### [Challenge]
In the forum thread, which port does cvnmjs suggest adapting?

### [Selected extract]
+--

P.S. I would (try to create a port for it) if I could, but I'm not a programmer or developer but just a user. I'm currently still on Arch Linux, but I think I want to try with FreeBSD after quite some time on my laptop again.


----------



## cvnmjs (Dec 7, 2019)

Have you considered adapting the www/iridium port to do what you want?


----------



## MasterOne (Dec 7, 2019)

cvnmjs said:


> Have you considered adapting the www/iridium port to do what you want?


I have no experience in that and I'm not using FreeBSD yet (the missing ungoogled-chromium port just came up when I was looking through FreshPorts for the apps the I'm regularly using).


----------



## kpedersen (Dec 7, 2019)

MasterOne said:


> I have no experience in that and I'm not using FreeBSD yet (the missing ungoogled-chromium port just came up when I was looking through FreshPorts for the apps the I'm regularly using).



Yeah, Iridium goes one step further than the ungoogled-chromium port in that it actively tracks for remaining telemetry / tracking behavior in the browser. I would suggest that even if both were in ports, to go for Iridium regardless.


----------



## MasterOne (Dec 7, 2019)

kpedersen said:


> Yeah, Iridium goes one step further than the ungoogled-chromium port in that it actively tracks for remaining telemetry / tracking behavior in the browser. I would suggest that even if both were in ports, to go for Iridium regardless.


Really? AFAIK it's the other way around, so Iridium does some improvements, but ungoogled-chromium is the project that takes some patches from Iridium and takes care that all traces to Google are eliminated. It's been a while that I have taken a look into that matter (when I was searching for something like Bromite for my Linux laptop), but ungoogled-chromium was the recommendation then, also because Iridium always lagged behind in updates.


----------



## unitrunker (Dec 7, 2019)

I've adopted the strategy of periodically running pkg audit to check for vulnerabilities. When something pops up, I can read the CVE to see if it actually affects me. It might be for a feature that I've disabled. I can refrain from using the software until it's fixed or limit its use in a way that has less risk.

+--

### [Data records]
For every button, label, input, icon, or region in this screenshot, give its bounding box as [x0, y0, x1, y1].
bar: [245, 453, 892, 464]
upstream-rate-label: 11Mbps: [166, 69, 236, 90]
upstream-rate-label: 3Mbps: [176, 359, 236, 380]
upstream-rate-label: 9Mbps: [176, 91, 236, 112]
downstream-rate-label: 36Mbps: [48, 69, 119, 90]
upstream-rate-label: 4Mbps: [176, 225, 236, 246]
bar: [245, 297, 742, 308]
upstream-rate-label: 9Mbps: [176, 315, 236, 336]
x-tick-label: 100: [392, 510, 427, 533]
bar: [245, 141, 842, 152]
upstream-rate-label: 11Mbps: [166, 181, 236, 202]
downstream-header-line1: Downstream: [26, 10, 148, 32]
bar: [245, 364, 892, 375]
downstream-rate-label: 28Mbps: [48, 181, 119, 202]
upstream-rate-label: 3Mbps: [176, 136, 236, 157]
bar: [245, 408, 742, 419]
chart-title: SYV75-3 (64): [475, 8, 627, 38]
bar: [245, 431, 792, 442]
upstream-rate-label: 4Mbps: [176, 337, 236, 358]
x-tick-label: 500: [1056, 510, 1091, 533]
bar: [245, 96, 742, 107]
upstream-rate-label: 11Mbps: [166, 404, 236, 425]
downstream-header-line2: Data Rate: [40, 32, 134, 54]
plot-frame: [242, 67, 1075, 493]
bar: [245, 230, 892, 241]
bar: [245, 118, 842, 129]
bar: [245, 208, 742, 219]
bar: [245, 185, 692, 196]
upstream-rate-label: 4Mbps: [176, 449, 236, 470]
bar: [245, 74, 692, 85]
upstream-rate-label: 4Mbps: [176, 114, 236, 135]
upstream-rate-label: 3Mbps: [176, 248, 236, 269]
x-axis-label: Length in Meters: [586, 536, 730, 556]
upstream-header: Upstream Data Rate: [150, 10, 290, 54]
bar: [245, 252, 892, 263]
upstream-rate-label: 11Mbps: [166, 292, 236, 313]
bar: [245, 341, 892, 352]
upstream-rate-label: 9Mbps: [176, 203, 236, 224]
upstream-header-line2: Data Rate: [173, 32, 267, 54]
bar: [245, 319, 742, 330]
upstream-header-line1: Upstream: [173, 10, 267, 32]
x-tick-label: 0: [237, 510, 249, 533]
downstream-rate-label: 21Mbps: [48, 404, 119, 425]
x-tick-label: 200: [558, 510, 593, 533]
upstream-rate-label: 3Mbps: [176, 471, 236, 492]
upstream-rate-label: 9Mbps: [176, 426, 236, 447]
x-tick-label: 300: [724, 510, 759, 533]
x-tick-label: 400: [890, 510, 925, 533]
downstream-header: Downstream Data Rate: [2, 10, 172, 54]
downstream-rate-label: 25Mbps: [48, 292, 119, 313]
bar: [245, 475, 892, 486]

+--

### [Written reply]
The www/iridium port.